● Required task
Collect from the data below each line with "encouraged".

● Dataset entries

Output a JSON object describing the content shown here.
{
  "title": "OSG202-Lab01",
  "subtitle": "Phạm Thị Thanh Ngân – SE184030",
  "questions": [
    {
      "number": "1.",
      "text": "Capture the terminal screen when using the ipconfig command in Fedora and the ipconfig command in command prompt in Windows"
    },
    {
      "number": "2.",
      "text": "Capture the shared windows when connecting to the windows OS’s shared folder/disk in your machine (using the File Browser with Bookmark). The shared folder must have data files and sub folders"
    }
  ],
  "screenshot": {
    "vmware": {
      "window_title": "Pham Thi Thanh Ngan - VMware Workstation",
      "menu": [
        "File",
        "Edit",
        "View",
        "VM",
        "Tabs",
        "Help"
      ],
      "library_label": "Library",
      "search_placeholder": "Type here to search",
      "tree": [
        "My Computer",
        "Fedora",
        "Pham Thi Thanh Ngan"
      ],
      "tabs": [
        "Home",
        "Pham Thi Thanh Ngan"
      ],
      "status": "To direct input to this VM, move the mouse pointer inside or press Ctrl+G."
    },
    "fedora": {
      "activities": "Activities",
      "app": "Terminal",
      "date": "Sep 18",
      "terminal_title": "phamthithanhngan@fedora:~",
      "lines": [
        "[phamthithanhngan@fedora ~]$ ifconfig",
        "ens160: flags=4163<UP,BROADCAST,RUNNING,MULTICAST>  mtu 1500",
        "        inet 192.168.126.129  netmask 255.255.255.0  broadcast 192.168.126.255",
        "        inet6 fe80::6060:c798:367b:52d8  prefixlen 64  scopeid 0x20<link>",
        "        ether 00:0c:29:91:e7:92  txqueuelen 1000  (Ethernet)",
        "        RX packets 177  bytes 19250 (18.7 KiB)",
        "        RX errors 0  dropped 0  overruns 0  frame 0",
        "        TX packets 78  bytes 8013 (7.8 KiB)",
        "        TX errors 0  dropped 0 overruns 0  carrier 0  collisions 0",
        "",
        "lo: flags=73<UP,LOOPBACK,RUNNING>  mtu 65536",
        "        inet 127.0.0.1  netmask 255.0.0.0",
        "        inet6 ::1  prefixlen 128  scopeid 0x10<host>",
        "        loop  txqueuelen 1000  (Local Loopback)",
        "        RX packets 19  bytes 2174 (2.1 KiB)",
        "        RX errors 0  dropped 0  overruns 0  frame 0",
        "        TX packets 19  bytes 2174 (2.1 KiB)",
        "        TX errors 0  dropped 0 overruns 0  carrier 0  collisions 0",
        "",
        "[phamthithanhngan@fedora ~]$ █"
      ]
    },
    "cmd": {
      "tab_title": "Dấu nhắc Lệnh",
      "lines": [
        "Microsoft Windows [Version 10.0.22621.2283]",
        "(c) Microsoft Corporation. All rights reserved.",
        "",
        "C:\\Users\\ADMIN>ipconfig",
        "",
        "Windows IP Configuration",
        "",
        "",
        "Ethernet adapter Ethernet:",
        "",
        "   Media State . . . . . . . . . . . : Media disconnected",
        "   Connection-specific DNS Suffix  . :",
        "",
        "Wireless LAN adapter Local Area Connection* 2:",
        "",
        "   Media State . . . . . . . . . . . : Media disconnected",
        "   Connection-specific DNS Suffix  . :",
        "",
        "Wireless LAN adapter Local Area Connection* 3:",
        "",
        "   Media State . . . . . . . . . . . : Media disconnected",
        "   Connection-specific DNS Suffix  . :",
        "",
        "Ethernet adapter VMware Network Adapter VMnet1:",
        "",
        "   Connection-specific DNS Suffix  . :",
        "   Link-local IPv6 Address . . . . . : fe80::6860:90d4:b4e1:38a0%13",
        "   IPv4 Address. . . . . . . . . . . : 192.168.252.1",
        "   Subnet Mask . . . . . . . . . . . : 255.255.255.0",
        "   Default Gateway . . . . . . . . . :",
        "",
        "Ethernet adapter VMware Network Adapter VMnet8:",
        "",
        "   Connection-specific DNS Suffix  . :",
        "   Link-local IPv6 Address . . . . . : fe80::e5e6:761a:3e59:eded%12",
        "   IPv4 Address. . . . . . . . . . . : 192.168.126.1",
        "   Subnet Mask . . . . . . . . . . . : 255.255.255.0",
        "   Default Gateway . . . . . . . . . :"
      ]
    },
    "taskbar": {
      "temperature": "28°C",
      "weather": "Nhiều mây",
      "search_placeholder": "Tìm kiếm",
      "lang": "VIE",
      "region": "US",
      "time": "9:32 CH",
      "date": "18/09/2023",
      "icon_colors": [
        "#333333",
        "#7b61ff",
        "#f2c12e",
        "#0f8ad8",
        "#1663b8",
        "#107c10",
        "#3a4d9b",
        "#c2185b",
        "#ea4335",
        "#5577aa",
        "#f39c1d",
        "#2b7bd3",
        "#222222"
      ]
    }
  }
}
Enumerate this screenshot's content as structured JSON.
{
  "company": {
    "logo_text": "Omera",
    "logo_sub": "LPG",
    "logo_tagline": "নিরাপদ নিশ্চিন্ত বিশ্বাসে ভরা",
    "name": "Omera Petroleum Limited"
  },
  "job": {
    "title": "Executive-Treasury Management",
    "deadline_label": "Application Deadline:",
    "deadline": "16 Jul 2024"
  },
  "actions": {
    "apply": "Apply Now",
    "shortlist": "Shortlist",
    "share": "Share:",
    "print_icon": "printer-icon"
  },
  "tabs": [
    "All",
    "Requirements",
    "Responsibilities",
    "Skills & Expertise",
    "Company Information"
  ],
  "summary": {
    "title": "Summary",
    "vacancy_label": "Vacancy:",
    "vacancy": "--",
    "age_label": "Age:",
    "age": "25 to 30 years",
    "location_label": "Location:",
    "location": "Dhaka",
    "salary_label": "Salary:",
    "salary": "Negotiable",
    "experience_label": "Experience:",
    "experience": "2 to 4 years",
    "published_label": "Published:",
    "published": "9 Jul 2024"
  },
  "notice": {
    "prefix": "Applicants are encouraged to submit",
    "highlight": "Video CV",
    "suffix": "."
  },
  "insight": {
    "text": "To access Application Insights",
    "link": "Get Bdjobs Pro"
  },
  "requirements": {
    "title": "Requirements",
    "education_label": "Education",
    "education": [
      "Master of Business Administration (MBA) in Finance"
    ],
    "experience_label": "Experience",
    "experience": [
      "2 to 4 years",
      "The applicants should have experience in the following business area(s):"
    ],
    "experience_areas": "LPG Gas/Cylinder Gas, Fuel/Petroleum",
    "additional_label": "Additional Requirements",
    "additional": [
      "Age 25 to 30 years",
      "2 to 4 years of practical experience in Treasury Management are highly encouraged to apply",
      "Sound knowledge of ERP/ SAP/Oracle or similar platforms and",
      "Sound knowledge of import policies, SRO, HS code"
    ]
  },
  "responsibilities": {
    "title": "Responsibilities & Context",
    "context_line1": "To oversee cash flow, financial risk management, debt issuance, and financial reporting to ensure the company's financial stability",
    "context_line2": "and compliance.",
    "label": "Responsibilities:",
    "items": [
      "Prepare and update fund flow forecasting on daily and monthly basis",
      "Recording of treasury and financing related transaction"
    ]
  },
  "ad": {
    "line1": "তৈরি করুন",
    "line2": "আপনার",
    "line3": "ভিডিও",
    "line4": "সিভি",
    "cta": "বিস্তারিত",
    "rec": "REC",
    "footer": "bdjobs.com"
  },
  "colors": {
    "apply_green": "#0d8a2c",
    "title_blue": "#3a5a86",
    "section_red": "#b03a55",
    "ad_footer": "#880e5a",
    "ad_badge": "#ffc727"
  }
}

● Final result
    "prefix": "Applicants are encouraged to submit",
      "2 to 4 years of practical experience in Treasury Management are highly encouraged to apply",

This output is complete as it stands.